> _Dataset content_:
+ + + + + + +

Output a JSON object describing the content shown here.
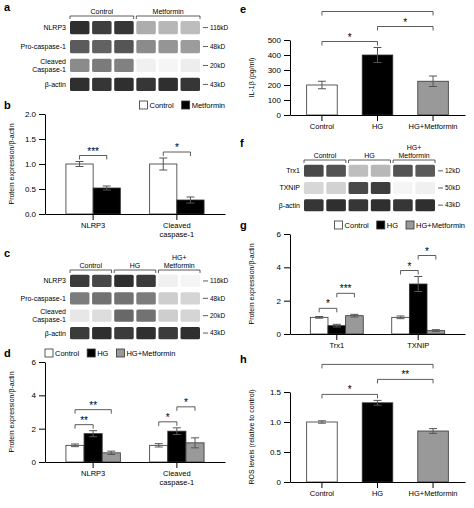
{
  "chart_data": [
    {
      "type": "heatmap",
      "title": "a",
      "groups": [
        {
          "name": "Control",
          "size": 3
        },
        {
          "name": "Metformin",
          "size": 3
        }
      ],
      "rows": [
        "NLRP3",
        "Pro-caspase-1",
        "Cleaved\nCaspase-1",
        "β-actin"
      ],
      "kd_labels": [
        "116kD",
        "48kD",
        "20kD",
        "43kD"
      ],
      "cells": [
        [
          0.82,
          0.78,
          0.8,
          0.45,
          0.42,
          0.4
        ],
        [
          0.7,
          0.68,
          0.72,
          0.55,
          0.52,
          0.5
        ],
        [
          0.55,
          0.6,
          0.58,
          0.18,
          0.15,
          0.2
        ],
        [
          0.82,
          0.8,
          0.82,
          0.8,
          0.82,
          0.8
        ]
      ]
    },
    {
      "type": "bar",
      "title": "b",
      "categories": [
        "NLRP3",
        "Cleaved\ncaspase-1"
      ],
      "series": [
        {
          "name": "Control",
          "color": "#FFFFFF",
          "values": [
            1.0,
            1.0
          ],
          "errors": [
            0.05,
            0.12
          ]
        },
        {
          "name": "Metformin",
          "color": "#000000",
          "values": [
            0.52,
            0.28
          ],
          "errors": [
            0.04,
            0.06
          ]
        }
      ],
      "ylabel": "Protein expression/β-actin",
      "ylim": [
        0,
        2.0
      ],
      "yticks": [
        {
          "value": 0,
          "label": "0.0"
        },
        0.5,
        {
          "value": 1,
          "label": "1.0"
        },
        1.5,
        {
          "value": 2,
          "label": "2.0"
        }
      ],
      "legend": "upper right",
      "annotations": [
        {
          "text": "***",
          "category": "NLRP3",
          "between": [
            "Control",
            "Metformin"
          ]
        },
        {
          "text": "*",
          "category": "Cleaved\ncaspase-1",
          "between": [
            "Control",
            "Metformin"
          ]
        }
      ]
    },
    {
      "type": "heatmap",
      "title": "c",
      "groups": [
        {
          "name": "Control",
          "size": 2
        },
        {
          "name": "HG",
          "size": 2
        },
        {
          "name": "HG+\nMetformin",
          "size": 2
        }
      ],
      "rows": [
        "NLRP3",
        "Pro-caspase-1",
        "Cleaved\nCaspase-1",
        "β-actin"
      ],
      "kd_labels": [
        "116kD",
        "48kD",
        "20kD",
        "43kD"
      ],
      "cells": [
        [
          0.8,
          0.78,
          0.82,
          0.8,
          0.42,
          0.4
        ],
        [
          0.68,
          0.7,
          0.7,
          0.68,
          0.52,
          0.5
        ],
        [
          0.45,
          0.48,
          0.72,
          0.7,
          0.52,
          0.5
        ],
        [
          0.8,
          0.82,
          0.8,
          0.82,
          0.8,
          0.82
        ]
      ]
    },
    {
      "type": "bar",
      "title": "d",
      "categories": [
        "NLRP3",
        "Cleaved\ncaspase-1"
      ],
      "series": [
        {
          "name": "Control",
          "color": "#FFFFFF",
          "values": [
            1.0,
            1.0
          ],
          "errors": [
            0.08,
            0.1
          ]
        },
        {
          "name": "HG",
          "color": "#000000",
          "values": [
            1.7,
            1.85
          ],
          "errors": [
            0.18,
            0.2
          ]
        },
        {
          "name": "HG+Metformin",
          "color": "#999999",
          "values": [
            0.55,
            1.15
          ],
          "errors": [
            0.1,
            0.3
          ]
        }
      ],
      "ylabel": "Protein expression/β-actin",
      "ylim": [
        0,
        6
      ],
      "yticks": [
        0,
        2,
        4,
        6
      ],
      "legend": "upper left",
      "annotations": [
        {
          "text": "**",
          "category": "NLRP3",
          "between": [
            "Control",
            "HG"
          ]
        },
        {
          "text": "**",
          "category": "NLRP3",
          "between": [
            "Control",
            "HG+Metformin"
          ]
        },
        {
          "text": "*",
          "category": "Cleaved\ncaspase-1",
          "between": [
            "Control",
            "HG"
          ]
        },
        {
          "text": "*",
          "category": "Cleaved\ncaspase-1",
          "between": [
            "HG",
            "HG+Metformin"
          ]
        }
      ]
    },
    {
      "type": "bar",
      "title": "e",
      "categories": [
        "Control",
        "HG",
        "HG+Metformin"
      ],
      "values": [
        200,
        400,
        225
      ],
      "errors": [
        25,
        50,
        35
      ],
      "colors": [
        "white",
        "black",
        "#999999"
      ],
      "ylabel": "IL-1β (pg/ml)",
      "ylim": [
        0,
        500
      ],
      "yticks": [
        0,
        100,
        200,
        300,
        400,
        500
      ],
      "annotations": [
        {
          "text": "*",
          "between": [
            "Control",
            "HG"
          ]
        },
        {
          "text": "*",
          "between": [
            "HG",
            "HG+Metformin"
          ]
        },
        {
          "between": [
            "Control",
            "HG+Metformin"
          ]
        }
      ]
    },
    {
      "type": "heatmap",
      "title": "f",
      "groups": [
        {
          "name": "Control",
          "size": 2
        },
        {
          "name": "HG",
          "size": 2
        },
        {
          "name": "HG+\nMetformin",
          "size": 2
        }
      ],
      "rows": [
        "Trx1",
        "TXNIP",
        "β-actin"
      ],
      "kd_labels": [
        "12kD",
        "50kD",
        "43kD"
      ],
      "cells": [
        [
          0.75,
          0.72,
          0.38,
          0.4,
          0.72,
          0.7
        ],
        [
          0.28,
          0.3,
          0.75,
          0.78,
          0.12,
          0.15
        ],
        [
          0.8,
          0.82,
          0.8,
          0.82,
          0.8,
          0.82
        ]
      ]
    },
    {
      "type": "bar",
      "title": "g",
      "categories": [
        "Trx1",
        "TXNIP"
      ],
      "series": [
        {
          "name": "Control",
          "color": "#FFFFFF",
          "values": [
            1.0,
            1.0
          ],
          "errors": [
            0.05,
            0.08
          ]
        },
        {
          "name": "HG",
          "color": "#000000",
          "values": [
            0.5,
            3.0
          ],
          "errors": [
            0.08,
            0.45
          ]
        },
        {
          "name": "HG+Metformin",
          "color": "#999999",
          "values": [
            1.1,
            0.2
          ],
          "errors": [
            0.08,
            0.06
          ]
        }
      ],
      "ylabel": "Protein expression/β-actin",
      "ylim": [
        0,
        6
      ],
      "yticks": [
        0,
        2,
        4,
        6
      ],
      "legend": "upper right",
      "annotations": [
        {
          "text": "*",
          "category": "Trx1",
          "between": [
            "Control",
            "HG"
          ]
        },
        {
          "text": "***",
          "category": "Trx1",
          "between": [
            "HG",
            "HG+Metformin"
          ]
        },
        {
          "text": "*",
          "category": "TXNIP",
          "between": [
            "Control",
            "HG"
          ]
        },
        {
          "text": "*",
          "category": "TXNIP",
          "between": [
            "HG",
            "HG+Metformin"
          ]
        }
      ]
    },
    {
      "type": "bar",
      "title": "h",
      "categories": [
        "Control",
        "HG",
        "HG+Metformin"
      ],
      "values": [
        1.0,
        1.32,
        0.85
      ],
      "errors": [
        0.02,
        0.04,
        0.04
      ],
      "colors": [
        "white",
        "black",
        "#999999"
      ],
      "ylabel": "ROS levels (relative to control)",
      "ylim": [
        0,
        1.5
      ],
      "yticks": [
        0,
        0.5,
        {
          "value": 1,
          "label": "1.0"
        },
        1.5
      ],
      "annotations": [
        {
          "text": "*",
          "between": [
            "Control",
            "HG"
          ]
        },
        {
          "text": "**",
          "between": [
            "HG",
            "HG+Metformin"
          ]
        },
        {
          "between": [
            "Control",
            "HG+Metformin"
          ]
        }
      ]
    }
  ]
}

+ + + + + + +

Would you transcribe each of the entries exactly, skipping the pictures?

Output a JSON object describing the content shown here.
{
  "chart_data": [
    {
      "type": "heatmap",
      "title": "a",
      "groups": [
        {
          "name": "Control",
          "size": 3
        },
        {
          "name": "Metformin",
          "size": 3
        }
      ],
      "rows": [
        "NLRP3",
        "Pro-caspase-1",
        "Cleaved\nCaspase-1",
        "β-actin"
      ],
      "kd_labels": [
        "116kD",
        "48kD",
        "20kD",
        "43kD"
      ],
      "cells": [
        [
          0.82,
          0.78,
          0.8,
          0.45,
          0.42,
          0.4
        ],
        [
          0.7,
          0.68,
          0.72,
          0.55,
          0.52,
          0.5
        ],
        [
          0.55,
          0.6,
          0.58,
          0.18,
          0.15,
          0.2
        ],
        [
          0.82,
          0.8,
          0.82,
          0.8,
          0.82,
          0.8
        ]
      ]
    },
    {
      "type": "bar",
      "title": "b",
      "categories": [
        "NLRP3",
        "Cleaved\ncaspase-1"
      ],
      "series": [
        {
          "name": "Control",
          "color": "#FFFFFF",
          "values": [
            1.0,
            1.0
          ],
          "errors": [
            0.05,
            0.12
          ]
        },
        {
          "name": "Metformin",
          "color": "#000000",
          "values": [
            0.52,
            0.28
          ],
          "errors": [
            0.04,
            0.06
          ]
        }
      ],
      "ylabel": "Protein expression/β-actin",
      "ylim": [
        0,
        2.0
      ],
      "yticks": [
        {
          "value": 0,
          "label": "0.0"
        },
        0.5,
        {
          "value": 1,
          "label": "1.0"
        },
        1.5,
        {
          "value": 2,
          "label": "2.0"
        }
      ],
      "legend": "upper right",
      "annotations": [
        {
          "text": "***",
          "category": "NLRP3",
          "between": [
            "Control",
            "Metformin"
          ]
        },
        {
          "text": "*",
          "category": "Cleaved\ncaspase-1",
          "between": [
            "Control",
            "Metformin"
          ]
        }
      ]
    },
    {
      "type": "heatmap",
      "title": "c",
      "groups": [
        {
          "name": "Control",
          "size": 2
        },
        {
          "name": "HG",
          "size": 2
        },
        {
          "name": "HG+\nMetformin",
          "size": 2
        }
      ],
      "rows": [
        "NLRP3",
        "Pro-caspase-1",
        "Cleaved\nCaspase-1",
        "β-actin"
      ],
      "kd_labels": [
        "116kD",
        "48kD",
        "20kD",
        "43kD"
      ],
      "cells": [
        [
          0.8,
          0.78,
          0.82,
          0.8,
          0.42,
          0.4
        ],
        [
          0.68,
          0.7,
          0.7,
          0.68,
          0.52,
          0.5
        ],
        [
          0.45,
          0.48,
          0.72,
          0.7,
          0.52,
          0.5
        ],
        [
          0.8,
          0.82,
          0.8,
          0.82,
          0.8,
          0.82
        ]
      ]
    },
    {
      "type": "bar",
      "title": "d",
      "categories": [
        "NLRP3",
        "Cleaved\ncaspase-1"
      ],
      "series": [
        {
          "name": "Control",
          "color": "#FFFFFF",
          "values": [
            1.0,
            1.0
          ],
          "errors": [
            0.08,
            0.1
          ]
        },
        {
          "name": "HG",
          "color": "#000000",
          "values": [
            1.7,
            1.85
          ],
          "errors": [
            0.18,
            0.2
          ]
        },
        {
          "name": "HG+Metformin",
          "color": "#999999",
          "values": [
            0.55,
            1.15
          ],
          "errors": [
            0.1,
            0.3
          ]
        }
      ],
      "ylabel": "Protein expression/β-actin",
      "ylim": [
        0,
        6
      ],
      "yticks": [
        0,
        2,
        4,
        6
      ],
      "legend": "upper left",
      "annotations": [
        {
          "text": "**",
          "category": "NLRP3",
          "between": [
            "Control",
            "HG"
          ]
        },
        {
          "text": "**",
          "category": "NLRP3",
          "between": [
            "Control",
            "HG+Metformin"
          ]
        },
        {
          "text": "*",
          "category": "Cleaved\ncaspase-1",
          "between": [
            "Control",
            "HG"
          ]
        },
        {
          "text": "*",
          "category": "Cleaved\ncaspase-1",
          "between": [
            "HG",
            "HG+Metformin"
          ]
        }
      ]
    },
    {
      "type": "bar",
      "title": "e",
      "categories": [
        "Control",
        "HG",
        "HG+Metformin"
      ],
      "values": [
        200,
        400,
        225
      ],
      "errors": [
        25,
        50,
        35
      ],
      "colors": [
        "white",
        "black",
        "#999999"
      ],
      "ylabel": "IL-1β (pg/ml)",
      "ylim": [
        0,
        500
      ],
      "yticks": [
        0,
        100,
        200,
        300,
        400,
        500
      ],
      "annotations": [
        {
          "text": "*",
          "between": [
            "Control",
            "HG"
          ]
        },
        {
          "text": "*",
          "between": [
            "HG",
            "HG+Metformin"
          ]
        },
        {
          "between": [
            "Control",
            "HG+Metformin"
          ]
        }
      ]
    },
    {
      "type": "heatmap",
      "title": "f",
      "groups": [
        {
          "name": "Control",
          "size": 2
        },
        {
          "name": "HG",
          "size": 2
        },
        {
          "name": "HG+\nMetformin",
          "size": 2
        }
      ],
      "rows": [
        "Trx1",
        "TXNIP",
        "β-actin"
      ],
      "kd_labels": [
        "12kD",
        "50kD",
        "43kD"
      ],
      "cells": [
        [
          0.75,
          0.72,
          0.38,
          0.4,
          0.72,
          0.7
        ],
        [
          0.28,
          0.3,
          0.75,
          0.78,
          0.12,
          0.15
        ],
        [
          0.8,
          0.82,
          0.8,
          0.82,
          0.8,
          0.82
        ]
      ]
    },
    {
      "type": "bar",
      "title": "g",
      "categories": [
        "Trx1",
        "TXNIP"
      ],
      "series": [
        {
          "name": "Control",
          "color": "#FFFFFF",
          "values": [
            1.0,
            1.0
          ],
          "errors": [
            0.05,
            0.08
          ]
        },
        {
          "name": "HG",
          "color": "#000000",
          "values": [
            0.5,
            3.0
          ],
          "errors": [
            0.08,
            0.45
          ]
        },
        {
          "name": "HG+Metformin",
          "color": "#999999",
          "values": [
            1.1,
            0.2
          ],
          "errors": [
            0.08,
            0.06
          ]
        }
      ],
      "ylabel": "Protein expression/β-actin",
      "ylim": [
        0,
        6
      ],
      "yticks": [
        0,
        2,
        4,
        6
      ],
      "legend": "upper right",
      "annotations": [
        {
          "text": "*",
          "category": "Trx1",
          "between": [
            "Control",
            "HG"
          ]
        },
        {
          "text": "***",
          "category": "Trx1",
          "between": [
            "HG",
            "HG+Metformin"
          ]
        },
        {
          "text": "*",
          "category": "TXNIP",
          "between": [
            "Control",
            "HG"
          ]
        },
        {
          "text": "*",
          "category": "TXNIP",
          "between": [
            "HG",
            "HG+Metformin"
          ]
        }
      ]
    },
    {
      "type": "bar",
      "title": "h",
      "categories": [
        "Control",
        "HG",
        "HG+Metformin"
      ],
      "values": [
        1.0,
        1.32,
        0.85
      ],
      "errors": [
        0.02,
        0.04,
        0.04
      ],
      "colors": [
        "white",
        "black",
        "#999999"
      ],
      "ylabel": "ROS levels (relative to control)",
      "ylim": [
        0,
        1.5
      ],
      "yticks": [
        0,
        0.5,
        {
          "value": 1,
          "label": "1.0"
        },
        1.5
      ],
      "annotations": [
        {
          "text": "*",
          "between": [
            "Control",
            "HG"
          ]
        },
        {
          "text": "**",
          "between": [
            "HG",
            "HG+Metformin"
          ]
        },
        {
          "between": [
            "Control",
            "HG+Metformin"
          ]
        }
      ]
    }
  ]
}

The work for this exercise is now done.